→ Task instructions
Repeat all of the lines that follow word for word.

→ Entries
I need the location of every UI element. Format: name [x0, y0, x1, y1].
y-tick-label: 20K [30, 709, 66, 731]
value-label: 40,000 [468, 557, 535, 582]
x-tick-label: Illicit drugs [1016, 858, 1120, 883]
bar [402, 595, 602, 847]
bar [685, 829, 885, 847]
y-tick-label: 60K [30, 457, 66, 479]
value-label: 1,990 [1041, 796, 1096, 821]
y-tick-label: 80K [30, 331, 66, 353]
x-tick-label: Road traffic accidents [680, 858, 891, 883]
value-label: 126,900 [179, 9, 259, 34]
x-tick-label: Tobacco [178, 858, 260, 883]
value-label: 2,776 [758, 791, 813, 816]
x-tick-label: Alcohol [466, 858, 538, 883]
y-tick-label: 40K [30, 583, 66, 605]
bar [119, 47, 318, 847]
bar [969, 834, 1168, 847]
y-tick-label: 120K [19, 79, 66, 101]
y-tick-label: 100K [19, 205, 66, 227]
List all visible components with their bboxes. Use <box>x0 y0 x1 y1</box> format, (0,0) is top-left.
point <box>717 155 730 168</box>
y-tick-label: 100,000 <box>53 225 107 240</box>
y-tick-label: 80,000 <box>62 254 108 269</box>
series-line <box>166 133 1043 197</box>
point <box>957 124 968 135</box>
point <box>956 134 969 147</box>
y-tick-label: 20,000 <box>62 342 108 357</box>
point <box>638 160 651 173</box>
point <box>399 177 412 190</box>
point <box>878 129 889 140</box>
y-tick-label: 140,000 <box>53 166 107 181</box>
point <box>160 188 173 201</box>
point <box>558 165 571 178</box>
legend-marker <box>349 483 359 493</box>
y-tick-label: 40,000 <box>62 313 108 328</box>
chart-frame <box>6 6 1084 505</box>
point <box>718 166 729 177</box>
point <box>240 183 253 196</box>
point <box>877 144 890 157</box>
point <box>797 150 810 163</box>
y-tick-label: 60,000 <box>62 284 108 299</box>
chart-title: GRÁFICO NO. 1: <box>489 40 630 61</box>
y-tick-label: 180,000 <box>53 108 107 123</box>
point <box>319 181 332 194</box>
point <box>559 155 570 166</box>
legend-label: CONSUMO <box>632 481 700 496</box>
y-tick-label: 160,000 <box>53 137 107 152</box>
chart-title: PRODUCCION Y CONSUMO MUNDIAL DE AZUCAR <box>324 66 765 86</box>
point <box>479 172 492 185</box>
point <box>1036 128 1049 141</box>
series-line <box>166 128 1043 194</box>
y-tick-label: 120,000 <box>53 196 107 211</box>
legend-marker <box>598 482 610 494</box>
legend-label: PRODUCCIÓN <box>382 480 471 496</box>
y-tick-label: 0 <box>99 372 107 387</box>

→ Solution to this exercise
I need the location of every UI element. Format: name [x0, y0, x1, y1].
y-tick-label: 20K [30, 709, 66, 731]
value-label: 40,000 [468, 557, 535, 582]
x-tick-label: Illicit drugs [1016, 858, 1120, 883]
bar [402, 595, 602, 847]
bar [685, 829, 885, 847]
y-tick-label: 60K [30, 457, 66, 479]
value-label: 1,990 [1041, 796, 1096, 821]
y-tick-label: 80K [30, 331, 66, 353]
x-tick-label: Road traffic accidents [680, 858, 891, 883]
value-label: 126,900 [179, 9, 259, 34]
x-tick-label: Tobacco [178, 858, 260, 883]
value-label: 2,776 [758, 791, 813, 816]
x-tick-label: Alcohol [466, 858, 538, 883]
y-tick-label: 40K [30, 583, 66, 605]
bar [119, 47, 318, 847]
bar [969, 834, 1168, 847]
y-tick-label: 120K [19, 79, 66, 101]
y-tick-label: 100K [19, 205, 66, 227]
List all visible components with their bboxes. Use <box>x0 y0 x1 y1</box> format, (0,0) is top-left.
point <box>717 155 730 168</box>
y-tick-label: 100,000 <box>53 225 107 240</box>
y-tick-label: 80,000 <box>62 254 108 269</box>
series-line <box>166 133 1043 197</box>
point <box>957 124 968 135</box>
point <box>956 134 969 147</box>
y-tick-label: 20,000 <box>62 342 108 357</box>
point <box>638 160 651 173</box>
point <box>399 177 412 190</box>
point <box>878 129 889 140</box>
y-tick-label: 140,000 <box>53 166 107 181</box>
point <box>160 188 173 201</box>
point <box>558 165 571 178</box>
legend-marker <box>349 483 359 493</box>
y-tick-label: 40,000 <box>62 313 108 328</box>
chart-frame <box>6 6 1084 505</box>
point <box>718 166 729 177</box>
point <box>240 183 253 196</box>
point <box>877 144 890 157</box>
point <box>797 150 810 163</box>
y-tick-label: 60,000 <box>62 284 108 299</box>
chart-title: GRÁFICO NO. 1: <box>489 40 630 61</box>
y-tick-label: 180,000 <box>53 108 107 123</box>
point <box>319 181 332 194</box>
point <box>559 155 570 166</box>
legend-label: CONSUMO <box>632 481 700 496</box>
y-tick-label: 160,000 <box>53 137 107 152</box>
chart-title: PRODUCCION Y CONSUMO MUNDIAL DE AZUCAR <box>324 66 765 86</box>
point <box>479 172 492 185</box>
point <box>1036 128 1049 141</box>
series-line <box>166 128 1043 194</box>
y-tick-label: 120,000 <box>53 196 107 211</box>
legend-marker <box>598 482 610 494</box>
legend-label: PRODUCCIÓN <box>382 480 471 496</box>
y-tick-label: 0 <box>99 372 107 387</box>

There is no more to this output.